### Your objective:
Please copy out each line of the entries in which "JSON" appears.

### Task material:

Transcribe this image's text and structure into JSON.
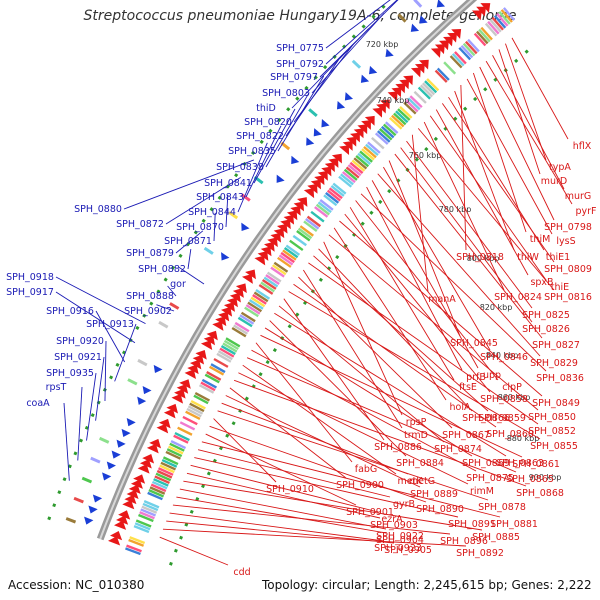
{
  "title": "Streptococcus pneumoniae Hungary19A-6, complete genome",
  "footer": {
    "accession": "Accession: NC_010380",
    "topology": "Topology: circular; Length: 2,245,615 bp; Genes: 2,222"
  },
  "colors": {
    "left_labels": "#1a1ab4",
    "right_labels": "#d81818",
    "backbone": "#9a9a9a",
    "forward_cds": "#e81818",
    "reverse_cds": "#1a3ed6",
    "gc_dots": "#2e9a2e"
  },
  "kbp_ticks": [
    "720 kbp",
    "740 kbp",
    "760 kbp",
    "780 kbp",
    "800 kbp",
    "820 kbp",
    "840 kbp",
    "860 kbp",
    "880 kbp",
    "900 kbp"
  ],
  "left_genes": [
    "SPH_0775",
    "SPH_0792",
    "SPH_0797",
    "SPH_0803",
    "thiD",
    "SPH_0820",
    "SPH_0822",
    "SPH_0835",
    "SPH_0838",
    "SPH_0841",
    "SPH_0843",
    "SPH_0844",
    "SPH_0880",
    "SPH_0872",
    "SPH_0870",
    "SPH_0871",
    "SPH_0879",
    "SPH_0882",
    "gor",
    "SPH_0888",
    "SPH_0902",
    "SPH_0918",
    "SPH_0917",
    "SPH_0916",
    "SPH_0913",
    "SPH_0920",
    "SPH_0921",
    "SPH_0935",
    "rpsT",
    "coaA"
  ],
  "right_genes": [
    "hflX",
    "typA",
    "murD",
    "murG",
    "pyrF",
    "SPH_0798",
    "thiM",
    "lysS",
    "SPH_0818",
    "thiW",
    "thiE1",
    "SPH_0809",
    "spxB",
    "thiE",
    "SPH_0824",
    "SPH_0816",
    "manA",
    "SPH_0825",
    "SPH_0826",
    "SPH_0827",
    "SPH_0845",
    "SPH_0846",
    "SPH_0829",
    "upp",
    "prfB",
    "SPH_0836",
    "clpP",
    "ftsE",
    "SPH_0858",
    "SPH_0849",
    "holA",
    "SPH_0850",
    "rpsP",
    "SPH_0866",
    "SPH_0859",
    "SPH_0852",
    "trmD",
    "SPH_0867",
    "SPH_0860",
    "SPH_0855",
    "SPH_0886",
    "SPH_0874",
    "SPH_0863",
    "SPH_0884",
    "SPH_0869",
    "SPH_0861",
    "fabG",
    "SPH_0875",
    "SPH_0865",
    "metK",
    "rimM",
    "SPH_0868",
    "SPH_0900",
    "SPH_0889",
    "metG",
    "SPH_0878",
    "SPH_0910",
    "SPH_0890",
    "SPH_0901",
    "SPH_0881",
    "gyrB",
    "SPH_0891",
    "ezrA",
    "SPH_0903",
    "SPH_0885",
    "SPH_0922",
    "SPH_0904",
    "SPH_0896",
    "SPH_0923",
    "SPH_0905",
    "SPH_0892",
    "cdd"
  ]
}
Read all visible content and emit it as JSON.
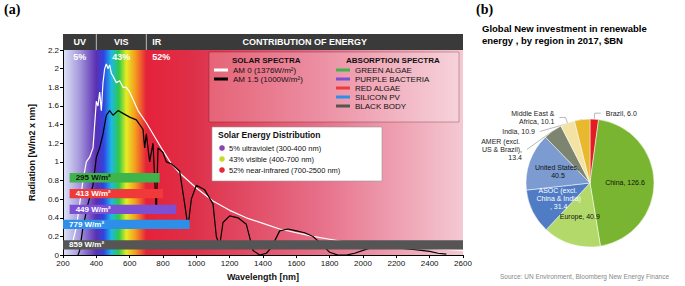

### Task result:
Transcribe this image's text and structure into JSON.
Read all visible content and emit it as JSON.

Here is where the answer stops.